*Records provided*:
Start
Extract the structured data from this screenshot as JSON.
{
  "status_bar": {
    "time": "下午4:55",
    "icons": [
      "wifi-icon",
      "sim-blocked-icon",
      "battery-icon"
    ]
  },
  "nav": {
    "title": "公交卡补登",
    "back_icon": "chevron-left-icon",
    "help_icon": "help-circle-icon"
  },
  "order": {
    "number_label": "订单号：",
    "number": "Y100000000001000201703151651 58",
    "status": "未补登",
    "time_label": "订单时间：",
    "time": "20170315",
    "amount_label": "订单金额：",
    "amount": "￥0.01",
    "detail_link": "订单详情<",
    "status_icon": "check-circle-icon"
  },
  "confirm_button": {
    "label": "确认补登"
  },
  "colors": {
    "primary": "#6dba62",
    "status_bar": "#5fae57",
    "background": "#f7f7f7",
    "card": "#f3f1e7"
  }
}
End
*Problem requirements*: Write out all the lines again, exactly as they are.

*Response*:
Extract the structured data from this screenshot as JSON.
{
  "status_bar": {
    "time": "下午4:55",
    "icons": [
      "wifi-icon",
      "sim-blocked-icon",
      "battery-icon"
    ]
  },
  "nav": {
    "title": "公交卡补登",
    "back_icon": "chevron-left-icon",
    "help_icon": "help-circle-icon"
  },
  "order": {
    "number_label": "订单号：",
    "number": "Y100000000001000201703151651 58",
    "status": "未补登",
    "time_label": "订单时间：",
    "time": "20170315",
    "amount_label": "订单金额：",
    "amount": "￥0.01",
    "detail_link": "订单详情<",
    "status_icon": "check-circle-icon"
  },
  "confirm_button": {
    "label": "确认补登"
  },
  "colors": {
    "primary": "#6dba62",
    "status_bar": "#5fae57",
    "background": "#f7f7f7",
    "card": "#f3f1e7"
  }
}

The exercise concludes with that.